MERCEDES-Benz is taking its battle for fleet sales to the company car drivers' wallet with a new range of tax-efficient engines for the C-class.

New supercharged 1.8-litre engines will replace the standard 2.0-litre and the supercharged 2.0-litre and 2.3-litre in the C-class saloon, estate and Sports Coupe ranges.

The new C180 Kompressor will replace the C180 and with carbon dioxide emissions of 175g/km falls within the 17% company car tax band – lower than the 18% of the diesel C220 CDI.

That puts it on a par with the equivalent BMW 3-series, the 318i, but the Mercedes' slightly lower P11D price gives it a £10 a month advantage over the 3-series for company car tax. It also comes close to the BMW for fuel consumption with a combined figure of 38.7mpg against the 318i's 39.2mpg and undercuts rivals from Audi, Jaguar and Lexus.

The new C180 Kompressor also represents an 8.6mpg improvement on the combined cycle over the less powerful outgoing C180, and a 50g/km improvement in carbon dioxide emissions. It means a 40% tax-payer will make a saving of nearly £800 this year compared with the previous C180.

DATA ROWS:
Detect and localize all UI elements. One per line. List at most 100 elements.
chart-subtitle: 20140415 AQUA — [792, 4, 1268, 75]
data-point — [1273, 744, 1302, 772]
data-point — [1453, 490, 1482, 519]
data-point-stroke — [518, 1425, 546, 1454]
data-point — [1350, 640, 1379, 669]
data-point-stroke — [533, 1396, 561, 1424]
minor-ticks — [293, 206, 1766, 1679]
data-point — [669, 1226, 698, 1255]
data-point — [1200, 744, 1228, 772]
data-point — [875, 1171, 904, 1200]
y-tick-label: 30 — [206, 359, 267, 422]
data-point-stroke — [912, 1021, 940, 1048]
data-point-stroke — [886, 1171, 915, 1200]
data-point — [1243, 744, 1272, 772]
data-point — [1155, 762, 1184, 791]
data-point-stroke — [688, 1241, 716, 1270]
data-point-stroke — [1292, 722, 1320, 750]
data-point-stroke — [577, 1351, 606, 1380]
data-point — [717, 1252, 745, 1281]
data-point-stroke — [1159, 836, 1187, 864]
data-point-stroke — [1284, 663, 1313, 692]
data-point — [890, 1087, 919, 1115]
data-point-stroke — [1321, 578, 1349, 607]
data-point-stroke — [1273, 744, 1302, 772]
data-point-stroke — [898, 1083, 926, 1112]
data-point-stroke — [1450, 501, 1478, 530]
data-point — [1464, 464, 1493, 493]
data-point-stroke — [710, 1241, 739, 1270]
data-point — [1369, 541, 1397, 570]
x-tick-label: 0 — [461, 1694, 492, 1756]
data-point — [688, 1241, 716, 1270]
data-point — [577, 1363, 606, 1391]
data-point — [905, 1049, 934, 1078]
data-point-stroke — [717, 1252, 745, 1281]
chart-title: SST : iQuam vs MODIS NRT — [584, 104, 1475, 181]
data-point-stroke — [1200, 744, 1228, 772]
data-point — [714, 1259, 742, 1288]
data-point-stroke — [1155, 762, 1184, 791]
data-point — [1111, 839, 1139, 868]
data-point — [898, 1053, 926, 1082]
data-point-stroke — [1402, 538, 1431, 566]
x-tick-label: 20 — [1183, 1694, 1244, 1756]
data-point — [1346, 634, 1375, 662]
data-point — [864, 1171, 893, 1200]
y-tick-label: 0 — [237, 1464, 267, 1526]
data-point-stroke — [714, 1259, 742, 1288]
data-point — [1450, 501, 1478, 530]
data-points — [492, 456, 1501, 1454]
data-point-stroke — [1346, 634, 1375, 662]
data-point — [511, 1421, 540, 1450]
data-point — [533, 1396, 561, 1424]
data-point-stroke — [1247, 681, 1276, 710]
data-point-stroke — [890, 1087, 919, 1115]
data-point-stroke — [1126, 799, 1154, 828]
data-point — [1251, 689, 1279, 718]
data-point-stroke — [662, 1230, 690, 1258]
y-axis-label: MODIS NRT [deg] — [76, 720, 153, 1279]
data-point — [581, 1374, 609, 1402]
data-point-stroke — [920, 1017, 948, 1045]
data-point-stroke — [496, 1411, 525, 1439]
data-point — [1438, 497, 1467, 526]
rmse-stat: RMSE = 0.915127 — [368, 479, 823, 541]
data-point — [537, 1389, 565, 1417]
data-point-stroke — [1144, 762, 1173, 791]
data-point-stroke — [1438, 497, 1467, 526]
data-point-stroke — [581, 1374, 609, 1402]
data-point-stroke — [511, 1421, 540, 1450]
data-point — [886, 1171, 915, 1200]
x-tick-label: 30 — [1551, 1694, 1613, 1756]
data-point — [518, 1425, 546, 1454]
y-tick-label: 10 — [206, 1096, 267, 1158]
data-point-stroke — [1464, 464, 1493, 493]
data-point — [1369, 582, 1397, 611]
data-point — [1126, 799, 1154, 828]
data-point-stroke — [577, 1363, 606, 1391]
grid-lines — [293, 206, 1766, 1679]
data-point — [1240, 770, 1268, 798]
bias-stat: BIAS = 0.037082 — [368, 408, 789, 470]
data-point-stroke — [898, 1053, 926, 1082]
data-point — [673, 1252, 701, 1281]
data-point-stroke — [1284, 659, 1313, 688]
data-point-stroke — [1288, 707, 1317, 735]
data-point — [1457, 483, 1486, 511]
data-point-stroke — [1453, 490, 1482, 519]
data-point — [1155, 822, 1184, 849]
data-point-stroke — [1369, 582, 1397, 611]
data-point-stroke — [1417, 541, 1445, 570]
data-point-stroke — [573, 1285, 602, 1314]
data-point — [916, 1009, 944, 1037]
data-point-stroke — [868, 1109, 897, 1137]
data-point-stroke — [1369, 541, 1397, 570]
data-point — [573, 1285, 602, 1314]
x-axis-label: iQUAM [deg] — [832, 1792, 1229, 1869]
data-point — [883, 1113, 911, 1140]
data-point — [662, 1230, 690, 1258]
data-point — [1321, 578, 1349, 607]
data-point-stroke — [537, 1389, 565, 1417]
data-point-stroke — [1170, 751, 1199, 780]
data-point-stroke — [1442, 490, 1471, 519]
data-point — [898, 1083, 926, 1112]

JOB: Name every car manufacturer that the Mercedes C-class engine article mentions.

EXPECTED ANSWER: Mercedes-Benz, BMW, Audi, Jaguar, Lexus